• _WHAT TO WORK ON_
Copy out each line that mentions the word "text".

━━━ GIVEN DATA ━━━

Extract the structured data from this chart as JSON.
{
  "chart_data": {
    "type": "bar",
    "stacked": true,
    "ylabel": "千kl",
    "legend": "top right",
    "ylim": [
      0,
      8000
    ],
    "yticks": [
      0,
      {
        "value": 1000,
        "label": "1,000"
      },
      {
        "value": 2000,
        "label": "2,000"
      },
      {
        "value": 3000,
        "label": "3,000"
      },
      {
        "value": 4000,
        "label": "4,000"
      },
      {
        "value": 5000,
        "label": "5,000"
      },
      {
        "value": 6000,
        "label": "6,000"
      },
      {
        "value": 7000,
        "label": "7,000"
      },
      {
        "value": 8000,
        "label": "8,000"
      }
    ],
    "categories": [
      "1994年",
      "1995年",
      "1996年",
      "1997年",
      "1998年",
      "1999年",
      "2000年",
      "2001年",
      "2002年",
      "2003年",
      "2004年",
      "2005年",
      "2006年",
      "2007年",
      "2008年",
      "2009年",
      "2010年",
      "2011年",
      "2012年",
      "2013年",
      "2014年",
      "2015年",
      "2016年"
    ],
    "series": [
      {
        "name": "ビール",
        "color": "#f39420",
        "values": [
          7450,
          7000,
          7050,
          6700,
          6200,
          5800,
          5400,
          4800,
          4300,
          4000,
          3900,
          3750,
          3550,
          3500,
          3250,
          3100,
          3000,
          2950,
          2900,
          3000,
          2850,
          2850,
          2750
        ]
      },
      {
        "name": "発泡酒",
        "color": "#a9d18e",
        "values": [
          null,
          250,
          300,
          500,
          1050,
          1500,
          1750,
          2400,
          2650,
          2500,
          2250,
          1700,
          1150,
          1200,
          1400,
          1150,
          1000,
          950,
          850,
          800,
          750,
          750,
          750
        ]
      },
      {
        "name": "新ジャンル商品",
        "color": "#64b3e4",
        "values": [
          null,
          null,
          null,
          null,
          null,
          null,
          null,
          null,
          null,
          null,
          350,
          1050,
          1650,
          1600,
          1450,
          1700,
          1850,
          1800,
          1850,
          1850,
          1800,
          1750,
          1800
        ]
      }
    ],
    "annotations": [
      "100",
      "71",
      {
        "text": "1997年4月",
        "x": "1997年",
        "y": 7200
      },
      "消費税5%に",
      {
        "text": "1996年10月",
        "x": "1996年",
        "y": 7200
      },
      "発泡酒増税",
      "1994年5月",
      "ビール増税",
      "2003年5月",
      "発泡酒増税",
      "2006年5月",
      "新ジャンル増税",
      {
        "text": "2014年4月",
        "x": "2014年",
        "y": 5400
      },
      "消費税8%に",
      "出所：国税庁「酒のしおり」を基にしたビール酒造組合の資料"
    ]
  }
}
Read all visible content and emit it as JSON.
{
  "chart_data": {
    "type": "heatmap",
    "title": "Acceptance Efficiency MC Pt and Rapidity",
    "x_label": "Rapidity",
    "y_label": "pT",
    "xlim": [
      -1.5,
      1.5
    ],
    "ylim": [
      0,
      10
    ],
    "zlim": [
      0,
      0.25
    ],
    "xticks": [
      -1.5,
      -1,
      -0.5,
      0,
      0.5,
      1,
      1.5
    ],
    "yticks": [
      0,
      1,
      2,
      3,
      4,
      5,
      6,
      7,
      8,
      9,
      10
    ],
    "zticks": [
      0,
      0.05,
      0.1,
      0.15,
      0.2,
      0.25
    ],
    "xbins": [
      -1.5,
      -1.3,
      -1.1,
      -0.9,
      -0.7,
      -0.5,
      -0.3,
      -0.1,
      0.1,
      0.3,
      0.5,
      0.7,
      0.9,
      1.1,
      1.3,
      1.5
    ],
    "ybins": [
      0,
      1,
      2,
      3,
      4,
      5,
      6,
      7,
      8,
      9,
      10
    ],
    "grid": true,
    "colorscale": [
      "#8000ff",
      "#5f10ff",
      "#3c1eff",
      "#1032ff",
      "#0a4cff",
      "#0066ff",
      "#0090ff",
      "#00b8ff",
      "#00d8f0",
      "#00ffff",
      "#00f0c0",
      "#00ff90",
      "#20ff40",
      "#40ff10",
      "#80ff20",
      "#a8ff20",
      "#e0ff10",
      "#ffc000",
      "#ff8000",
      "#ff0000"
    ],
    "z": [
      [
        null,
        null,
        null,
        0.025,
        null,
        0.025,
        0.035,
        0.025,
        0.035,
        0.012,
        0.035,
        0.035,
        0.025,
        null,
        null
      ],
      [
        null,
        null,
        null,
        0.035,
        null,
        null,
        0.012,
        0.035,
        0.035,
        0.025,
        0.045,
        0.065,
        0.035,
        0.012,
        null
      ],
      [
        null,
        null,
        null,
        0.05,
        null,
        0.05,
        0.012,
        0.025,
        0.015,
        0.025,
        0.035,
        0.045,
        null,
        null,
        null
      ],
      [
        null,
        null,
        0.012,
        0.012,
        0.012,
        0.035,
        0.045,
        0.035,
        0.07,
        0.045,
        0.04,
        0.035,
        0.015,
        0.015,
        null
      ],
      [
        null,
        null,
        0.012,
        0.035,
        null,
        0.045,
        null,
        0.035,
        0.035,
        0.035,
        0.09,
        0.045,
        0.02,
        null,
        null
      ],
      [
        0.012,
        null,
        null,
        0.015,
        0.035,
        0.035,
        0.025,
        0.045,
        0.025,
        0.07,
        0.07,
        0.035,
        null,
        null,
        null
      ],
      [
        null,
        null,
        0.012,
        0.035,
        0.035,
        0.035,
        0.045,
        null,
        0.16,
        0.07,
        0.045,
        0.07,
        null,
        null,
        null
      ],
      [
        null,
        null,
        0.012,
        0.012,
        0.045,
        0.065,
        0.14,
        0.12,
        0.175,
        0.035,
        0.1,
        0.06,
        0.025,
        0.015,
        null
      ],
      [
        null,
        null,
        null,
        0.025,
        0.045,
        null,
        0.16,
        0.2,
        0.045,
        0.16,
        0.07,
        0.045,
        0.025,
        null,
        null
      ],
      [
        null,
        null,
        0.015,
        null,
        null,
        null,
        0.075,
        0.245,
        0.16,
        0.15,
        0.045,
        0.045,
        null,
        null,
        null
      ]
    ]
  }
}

━━━
━━━ GIVEN DATA ━━━

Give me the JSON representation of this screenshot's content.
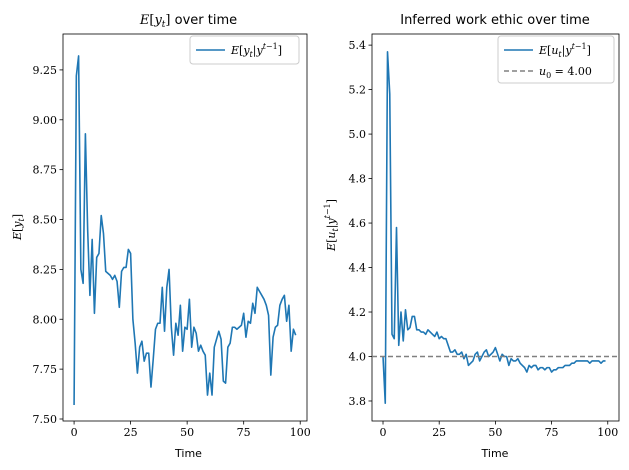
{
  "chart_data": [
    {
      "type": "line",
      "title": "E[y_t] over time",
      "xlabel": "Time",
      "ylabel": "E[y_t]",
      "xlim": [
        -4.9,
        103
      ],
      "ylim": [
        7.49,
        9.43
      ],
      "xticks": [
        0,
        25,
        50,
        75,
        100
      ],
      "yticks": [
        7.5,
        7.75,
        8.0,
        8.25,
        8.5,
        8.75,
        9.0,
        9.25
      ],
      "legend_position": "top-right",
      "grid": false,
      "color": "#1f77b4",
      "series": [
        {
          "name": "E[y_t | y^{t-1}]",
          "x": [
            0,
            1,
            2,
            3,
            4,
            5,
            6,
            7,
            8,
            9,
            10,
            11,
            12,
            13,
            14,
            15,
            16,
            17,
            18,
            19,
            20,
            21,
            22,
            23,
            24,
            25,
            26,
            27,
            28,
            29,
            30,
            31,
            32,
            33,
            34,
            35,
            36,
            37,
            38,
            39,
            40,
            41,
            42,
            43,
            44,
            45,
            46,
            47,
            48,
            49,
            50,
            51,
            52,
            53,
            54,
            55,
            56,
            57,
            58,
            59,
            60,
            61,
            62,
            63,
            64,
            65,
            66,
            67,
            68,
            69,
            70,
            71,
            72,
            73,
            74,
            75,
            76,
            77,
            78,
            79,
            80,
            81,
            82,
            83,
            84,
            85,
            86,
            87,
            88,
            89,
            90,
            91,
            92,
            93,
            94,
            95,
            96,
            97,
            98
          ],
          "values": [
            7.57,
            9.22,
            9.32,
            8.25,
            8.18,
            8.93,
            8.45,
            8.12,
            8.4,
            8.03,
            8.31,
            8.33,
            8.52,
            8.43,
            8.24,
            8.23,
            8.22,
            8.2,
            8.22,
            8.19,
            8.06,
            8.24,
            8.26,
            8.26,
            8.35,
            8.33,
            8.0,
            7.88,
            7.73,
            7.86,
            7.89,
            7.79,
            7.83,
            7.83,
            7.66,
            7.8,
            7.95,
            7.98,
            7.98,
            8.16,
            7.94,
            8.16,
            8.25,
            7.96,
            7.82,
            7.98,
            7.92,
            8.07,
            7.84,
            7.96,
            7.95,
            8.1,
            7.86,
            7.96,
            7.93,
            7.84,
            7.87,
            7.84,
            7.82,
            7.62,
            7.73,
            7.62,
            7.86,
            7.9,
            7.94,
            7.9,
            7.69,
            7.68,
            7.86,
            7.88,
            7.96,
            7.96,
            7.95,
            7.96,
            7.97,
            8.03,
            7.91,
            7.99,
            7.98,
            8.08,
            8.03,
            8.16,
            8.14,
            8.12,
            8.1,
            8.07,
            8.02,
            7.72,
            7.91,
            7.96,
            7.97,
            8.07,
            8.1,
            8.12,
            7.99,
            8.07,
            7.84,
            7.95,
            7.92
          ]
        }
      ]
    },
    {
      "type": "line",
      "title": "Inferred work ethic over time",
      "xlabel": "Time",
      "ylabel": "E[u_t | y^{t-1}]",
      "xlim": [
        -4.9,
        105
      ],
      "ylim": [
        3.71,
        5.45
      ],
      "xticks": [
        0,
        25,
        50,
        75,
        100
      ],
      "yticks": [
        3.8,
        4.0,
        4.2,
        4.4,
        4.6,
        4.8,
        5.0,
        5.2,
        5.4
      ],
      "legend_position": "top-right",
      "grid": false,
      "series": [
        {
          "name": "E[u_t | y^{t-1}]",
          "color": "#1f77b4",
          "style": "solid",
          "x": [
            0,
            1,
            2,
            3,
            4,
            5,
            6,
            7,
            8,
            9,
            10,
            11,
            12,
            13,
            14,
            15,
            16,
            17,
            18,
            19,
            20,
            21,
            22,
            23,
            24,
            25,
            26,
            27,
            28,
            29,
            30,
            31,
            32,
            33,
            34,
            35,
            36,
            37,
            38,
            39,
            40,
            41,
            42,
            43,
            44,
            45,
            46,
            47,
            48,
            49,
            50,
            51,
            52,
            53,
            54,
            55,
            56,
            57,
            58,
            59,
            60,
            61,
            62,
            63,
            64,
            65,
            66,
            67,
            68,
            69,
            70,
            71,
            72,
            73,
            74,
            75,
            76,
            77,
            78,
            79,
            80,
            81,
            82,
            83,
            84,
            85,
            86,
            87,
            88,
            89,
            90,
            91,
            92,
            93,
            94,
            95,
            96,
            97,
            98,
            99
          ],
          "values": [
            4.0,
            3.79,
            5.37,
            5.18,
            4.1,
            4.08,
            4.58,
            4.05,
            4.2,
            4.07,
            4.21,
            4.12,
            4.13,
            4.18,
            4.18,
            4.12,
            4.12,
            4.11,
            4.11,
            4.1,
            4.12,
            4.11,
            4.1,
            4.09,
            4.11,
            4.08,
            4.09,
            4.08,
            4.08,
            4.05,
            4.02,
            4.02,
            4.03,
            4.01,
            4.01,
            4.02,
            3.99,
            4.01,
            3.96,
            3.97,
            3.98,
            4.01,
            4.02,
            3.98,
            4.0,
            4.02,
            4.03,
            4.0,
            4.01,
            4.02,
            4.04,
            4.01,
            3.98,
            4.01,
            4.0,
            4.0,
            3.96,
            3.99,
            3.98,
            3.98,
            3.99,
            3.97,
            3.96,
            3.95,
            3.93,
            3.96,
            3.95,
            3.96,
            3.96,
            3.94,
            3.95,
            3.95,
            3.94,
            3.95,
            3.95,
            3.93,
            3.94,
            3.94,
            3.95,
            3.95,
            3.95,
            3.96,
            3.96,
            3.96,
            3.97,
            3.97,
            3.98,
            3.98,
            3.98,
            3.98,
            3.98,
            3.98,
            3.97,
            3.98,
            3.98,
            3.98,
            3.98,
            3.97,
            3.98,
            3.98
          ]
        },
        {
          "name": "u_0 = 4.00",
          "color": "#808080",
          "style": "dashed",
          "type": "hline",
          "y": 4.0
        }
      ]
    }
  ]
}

━━━
━━━ GIVEN DATA ━━━

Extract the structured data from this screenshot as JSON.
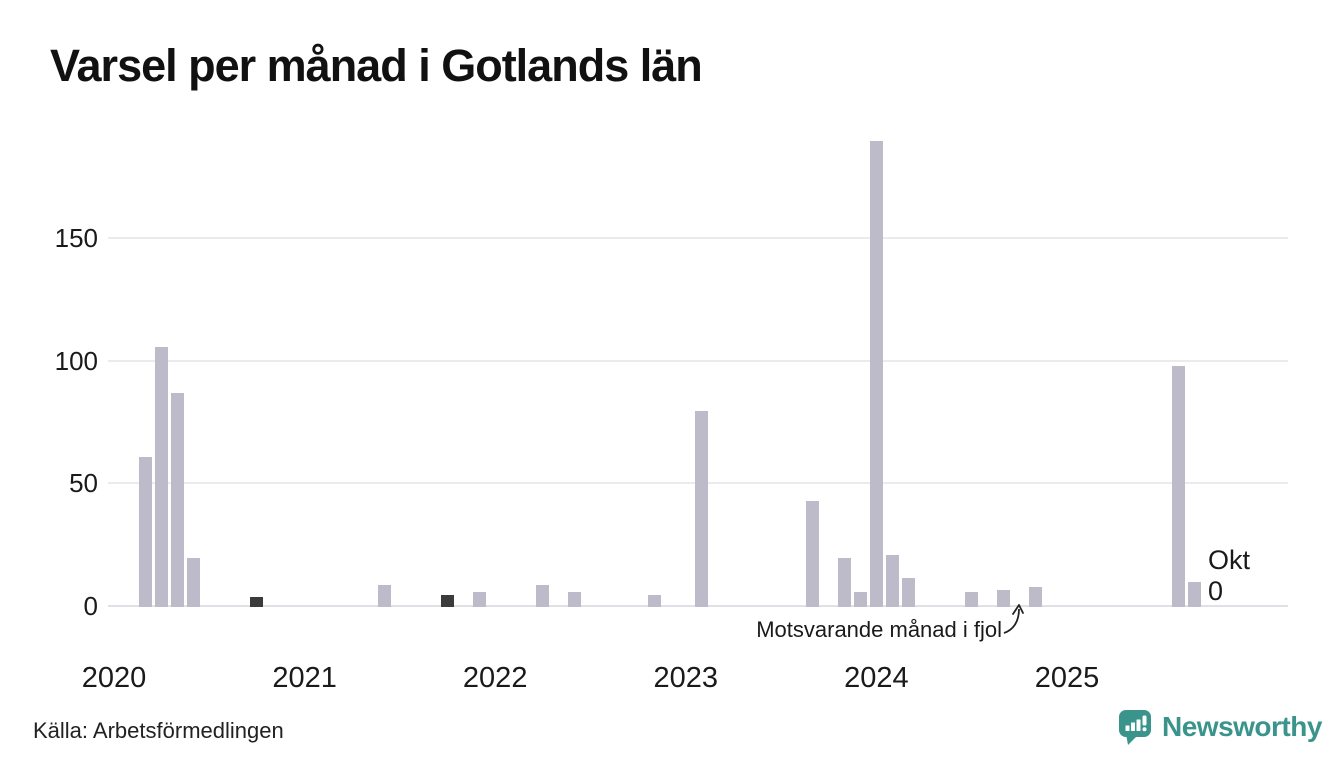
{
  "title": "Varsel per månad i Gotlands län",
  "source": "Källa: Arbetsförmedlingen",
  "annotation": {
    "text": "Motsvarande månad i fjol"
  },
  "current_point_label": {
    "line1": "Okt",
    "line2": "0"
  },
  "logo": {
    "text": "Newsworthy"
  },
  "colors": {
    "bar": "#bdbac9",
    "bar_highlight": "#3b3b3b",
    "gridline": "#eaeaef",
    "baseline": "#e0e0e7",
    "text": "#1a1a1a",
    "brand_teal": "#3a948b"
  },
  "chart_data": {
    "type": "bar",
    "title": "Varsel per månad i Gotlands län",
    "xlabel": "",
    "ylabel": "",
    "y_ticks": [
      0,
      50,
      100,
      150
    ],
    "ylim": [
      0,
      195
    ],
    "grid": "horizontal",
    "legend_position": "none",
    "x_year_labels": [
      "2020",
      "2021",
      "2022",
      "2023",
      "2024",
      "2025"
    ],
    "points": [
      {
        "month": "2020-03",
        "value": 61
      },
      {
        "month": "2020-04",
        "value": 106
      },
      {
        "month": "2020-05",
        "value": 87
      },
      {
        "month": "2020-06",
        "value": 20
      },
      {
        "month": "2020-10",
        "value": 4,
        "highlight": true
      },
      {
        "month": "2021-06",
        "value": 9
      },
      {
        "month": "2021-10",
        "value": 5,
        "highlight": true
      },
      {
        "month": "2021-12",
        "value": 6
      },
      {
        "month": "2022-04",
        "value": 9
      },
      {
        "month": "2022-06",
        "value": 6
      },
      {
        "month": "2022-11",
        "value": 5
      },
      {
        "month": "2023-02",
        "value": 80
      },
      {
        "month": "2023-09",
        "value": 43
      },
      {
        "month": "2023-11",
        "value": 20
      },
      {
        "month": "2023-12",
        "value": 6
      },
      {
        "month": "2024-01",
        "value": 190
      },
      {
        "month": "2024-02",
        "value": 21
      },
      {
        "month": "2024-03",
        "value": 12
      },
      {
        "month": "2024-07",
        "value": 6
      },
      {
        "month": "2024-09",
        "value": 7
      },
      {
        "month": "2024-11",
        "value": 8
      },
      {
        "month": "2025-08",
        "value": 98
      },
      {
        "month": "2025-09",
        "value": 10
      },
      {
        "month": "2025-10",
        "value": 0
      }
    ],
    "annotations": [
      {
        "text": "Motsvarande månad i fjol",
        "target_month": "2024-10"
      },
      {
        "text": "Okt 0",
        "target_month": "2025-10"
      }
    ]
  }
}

━━━

• _EXERCISE SOLUTION_
        "text": "1997年4月",
        "text": "1996年10月",
        "text": "2014年4月",
    "text": "Motsvarande månad i fjol"
    "text": "Newsworthy"
    "text": "#1a1a1a",
        "text": "Motsvarande månad i fjol",
        "text": "Okt 0",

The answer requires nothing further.